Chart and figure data
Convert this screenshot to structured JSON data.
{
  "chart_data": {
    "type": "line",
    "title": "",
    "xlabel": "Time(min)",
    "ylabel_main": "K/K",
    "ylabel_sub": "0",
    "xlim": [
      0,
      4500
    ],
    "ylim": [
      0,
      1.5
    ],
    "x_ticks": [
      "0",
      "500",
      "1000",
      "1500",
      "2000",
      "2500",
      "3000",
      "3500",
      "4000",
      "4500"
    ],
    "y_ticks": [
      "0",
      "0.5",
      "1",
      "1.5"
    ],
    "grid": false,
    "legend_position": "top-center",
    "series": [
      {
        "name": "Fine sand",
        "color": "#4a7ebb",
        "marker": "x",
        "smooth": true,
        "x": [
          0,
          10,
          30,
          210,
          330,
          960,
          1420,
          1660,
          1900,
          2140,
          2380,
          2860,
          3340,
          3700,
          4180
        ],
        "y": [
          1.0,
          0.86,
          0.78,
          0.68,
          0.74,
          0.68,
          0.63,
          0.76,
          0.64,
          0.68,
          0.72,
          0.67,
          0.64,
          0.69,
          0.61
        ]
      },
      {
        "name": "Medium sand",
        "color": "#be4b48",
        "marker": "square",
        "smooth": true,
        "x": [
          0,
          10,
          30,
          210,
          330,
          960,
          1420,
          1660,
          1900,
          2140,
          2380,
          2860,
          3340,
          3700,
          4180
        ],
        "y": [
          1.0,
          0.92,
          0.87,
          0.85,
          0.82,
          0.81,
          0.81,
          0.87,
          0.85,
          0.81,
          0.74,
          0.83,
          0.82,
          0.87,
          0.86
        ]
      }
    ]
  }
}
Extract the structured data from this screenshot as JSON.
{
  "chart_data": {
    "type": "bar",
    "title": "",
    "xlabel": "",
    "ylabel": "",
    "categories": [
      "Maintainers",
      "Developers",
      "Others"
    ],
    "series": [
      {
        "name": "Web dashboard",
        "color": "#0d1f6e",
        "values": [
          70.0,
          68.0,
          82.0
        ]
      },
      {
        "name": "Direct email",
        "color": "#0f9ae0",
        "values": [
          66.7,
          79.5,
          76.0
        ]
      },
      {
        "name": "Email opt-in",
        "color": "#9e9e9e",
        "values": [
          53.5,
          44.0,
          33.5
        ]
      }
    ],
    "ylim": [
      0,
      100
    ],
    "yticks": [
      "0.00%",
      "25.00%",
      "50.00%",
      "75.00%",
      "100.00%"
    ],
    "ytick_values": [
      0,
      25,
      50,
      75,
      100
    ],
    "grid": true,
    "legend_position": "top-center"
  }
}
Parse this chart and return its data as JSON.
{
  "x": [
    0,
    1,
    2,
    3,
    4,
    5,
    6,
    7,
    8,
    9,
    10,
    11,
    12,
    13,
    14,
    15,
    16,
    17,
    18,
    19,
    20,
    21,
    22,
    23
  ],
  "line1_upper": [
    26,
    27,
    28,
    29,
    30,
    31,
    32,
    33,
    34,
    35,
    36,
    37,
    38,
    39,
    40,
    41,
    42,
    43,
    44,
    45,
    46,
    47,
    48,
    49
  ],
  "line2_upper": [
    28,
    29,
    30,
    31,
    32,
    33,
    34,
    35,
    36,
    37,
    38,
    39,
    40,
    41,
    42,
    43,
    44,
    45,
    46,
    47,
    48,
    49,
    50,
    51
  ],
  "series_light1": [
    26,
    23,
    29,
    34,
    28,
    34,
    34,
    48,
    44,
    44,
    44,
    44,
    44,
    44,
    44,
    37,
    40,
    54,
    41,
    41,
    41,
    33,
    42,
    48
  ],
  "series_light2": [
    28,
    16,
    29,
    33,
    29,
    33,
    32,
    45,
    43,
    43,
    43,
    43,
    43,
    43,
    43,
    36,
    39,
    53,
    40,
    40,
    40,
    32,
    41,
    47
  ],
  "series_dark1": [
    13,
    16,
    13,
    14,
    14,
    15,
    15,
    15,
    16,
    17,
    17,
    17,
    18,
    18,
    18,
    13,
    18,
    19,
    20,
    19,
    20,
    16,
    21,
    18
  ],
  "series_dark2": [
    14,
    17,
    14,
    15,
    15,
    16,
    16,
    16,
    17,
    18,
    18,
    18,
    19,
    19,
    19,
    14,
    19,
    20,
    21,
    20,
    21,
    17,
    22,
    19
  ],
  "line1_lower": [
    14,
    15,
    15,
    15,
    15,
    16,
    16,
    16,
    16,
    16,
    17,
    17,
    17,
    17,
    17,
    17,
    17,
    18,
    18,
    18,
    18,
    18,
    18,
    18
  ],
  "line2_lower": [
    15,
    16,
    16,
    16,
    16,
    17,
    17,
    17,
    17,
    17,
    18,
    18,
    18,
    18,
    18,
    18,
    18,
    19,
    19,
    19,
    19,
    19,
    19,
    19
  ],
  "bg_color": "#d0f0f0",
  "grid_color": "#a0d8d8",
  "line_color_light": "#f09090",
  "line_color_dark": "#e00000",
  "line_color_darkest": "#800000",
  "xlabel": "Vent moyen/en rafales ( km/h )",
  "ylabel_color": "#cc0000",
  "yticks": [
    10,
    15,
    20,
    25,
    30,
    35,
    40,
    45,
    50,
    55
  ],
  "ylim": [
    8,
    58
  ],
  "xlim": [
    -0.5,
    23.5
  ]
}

:: Exercise ::
All of the entries above must be quoted exactly.

:: Expected output ::
Convert this screenshot to structured JSON data.
{
  "chart_data": {
    "type": "line",
    "title": "",
    "xlabel": "Time(min)",
    "ylabel_main": "K/K",
    "ylabel_sub": "0",
    "xlim": [
      0,
      4500
    ],
    "ylim": [
      0,
      1.5
    ],
    "x_ticks": [
      "0",
      "500",
      "1000",
      "1500",
      "2000",
      "2500",
      "3000",
      "3500",
      "4000",
      "4500"
    ],
    "y_ticks": [
      "0",
      "0.5",
      "1",
      "1.5"
    ],
    "grid": false,
    "legend_position": "top-center",
    "series": [
      {
        "name": "Fine sand",
        "color": "#4a7ebb",
        "marker": "x",
        "smooth": true,
        "x": [
          0,
          10,
          30,
          210,
          330,
          960,
          1420,
          1660,
          1900,
          2140,
          2380,
          2860,
          3340,
          3700,
          4180
        ],
        "y": [
          1.0,
          0.86,
          0.78,
          0.68,
          0.74,
          0.68,
          0.63,
          0.76,
          0.64,
          0.68,
          0.72,
          0.67,
          0.64,
          0.69,
          0.61
        ]
      },
      {
        "name": "Medium sand",
        "color": "#be4b48",
        "marker": "square",
        "smooth": true,
        "x": [
          0,
          10,
          30,
          210,
          330,
          960,
          1420,
          1660,
          1900,
          2140,
          2380,
          2860,
          3340,
          3700,
          4180
        ],
        "y": [
          1.0,
          0.92,
          0.87,
          0.85,
          0.82,
          0.81,
          0.81,
          0.87,
          0.85,
          0.81,
          0.74,
          0.83,
          0.82,
          0.87,
          0.86
        ]
      }
    ]
  }
}
Extract the structured data from this screenshot as JSON.
{
  "chart_data": {
    "type": "bar",
    "title": "",
    "xlabel": "",
    "ylabel": "",
    "categories": [
      "Maintainers",
      "Developers",
      "Others"
    ],
    "series": [
      {
        "name": "Web dashboard",
        "color": "#0d1f6e",
        "values": [
          70.0,
          68.0,
          82.0
        ]
      },
      {
        "name": "Direct email",
        "color": "#0f9ae0",
        "values": [
          66.7,
          79.5,
          76.0
        ]
      },
      {
        "name": "Email opt-in",
        "color": "#9e9e9e",
        "values": [
          53.5,
          44.0,
          33.5
        ]
      }
    ],
    "ylim": [
      0,
      100
    ],
    "yticks": [
      "0.00%",
      "25.00%",
      "50.00%",
      "75.00%",
      "100.00%"
    ],
    "ytick_values": [
      0,
      25,
      50,
      75,
      100
    ],
    "grid": true,
    "legend_position": "top-center"
  }
}
Parse this chart and return its data as JSON.
{
  "x": [
    0,
    1,
    2,
    3,
    4,
    5,
    6,
    7,
    8,
    9,
    10,
    11,
    12,
    13,
    14,
    15,
    16,
    17,
    18,
    19,
    20,
    21,
    22,
    23
  ],
  "line1_upper": [
    26,
    27,
    28,
    29,
    30,
    31,
    32,
    33,
    34,
    35,
    36,
    37,
    38,
    39,
    40,
    41,
    42,
    43,
    44,
    45,
    46,
    47,
    48,
    49
  ],
  "line2_upper": [
    28,
    29,
    30,
    31,
    32,
    33,
    34,
    35,
    36,
    37,
    38,
    39,
    40,
    41,
    42,
    43,
    44,
    45,
    46,
    47,
    48,
    49,
    50,
    51
  ],
  "series_light1": [
    26,
    23,
    29,
    34,
    28,
    34,
    34,
    48,
    44,
    44,
    44,
    44,
    44,
    44,
    44,
    37,
    40,
    54,
    41,
    41,
    41,
    33,
    42,
    48
  ],
  "series_light2": [
    28,
    16,
    29,
    33,
    29,
    33,
    32,
    45,
    43,
    43,
    43,
    43,
    43,
    43,
    43,
    36,
    39,
    53,
    40,
    40,
    40,
    32,
    41,
    47
  ],
  "series_dark1": [
    13,
    16,
    13,
    14,
    14,
    15,
    15,
    15,
    16,
    17,
    17,
    17,
    18,
    18,
    18,
    13,
    18,
    19,
    20,
    19,
    20,
    16,
    21,
    18
  ],
  "series_dark2": [
    14,
    17,
    14,
    15,
    15,
    16,
    16,
    16,
    17,
    18,
    18,
    18,
    19,
    19,
    19,
    14,
    19,
    20,
    21,
    20,
    21,
    17,
    22,
    19
  ],
  "line1_lower": [
    14,
    15,
    15,
    15,
    15,
    16,
    16,
    16,
    16,
    16,
    17,
    17,
    17,
    17,
    17,
    17,
    17,
    18,
    18,
    18,
    18,
    18,
    18,
    18
  ],
  "line2_lower": [
    15,
    16,
    16,
    16,
    16,
    17,
    17,
    17,
    17,
    17,
    18,
    18,
    18,
    18,
    18,
    18,
    18,
    19,
    19,
    19,
    19,
    19,
    19,
    19
  ],
  "bg_color": "#d0f0f0",
  "grid_color": "#a0d8d8",
  "line_color_light": "#f09090",
  "line_color_dark": "#e00000",
  "line_color_darkest": "#800000",
  "xlabel": "Vent moyen/en rafales ( km/h )",
  "ylabel_color": "#cc0000",
  "yticks": [
    10,
    15,
    20,
    25,
    30,
    35,
    40,
    45,
    50,
    55
  ],
  "ylim": [
    8,
    58
  ],
  "xlim": [
    -0.5,
    23.5
  ]
}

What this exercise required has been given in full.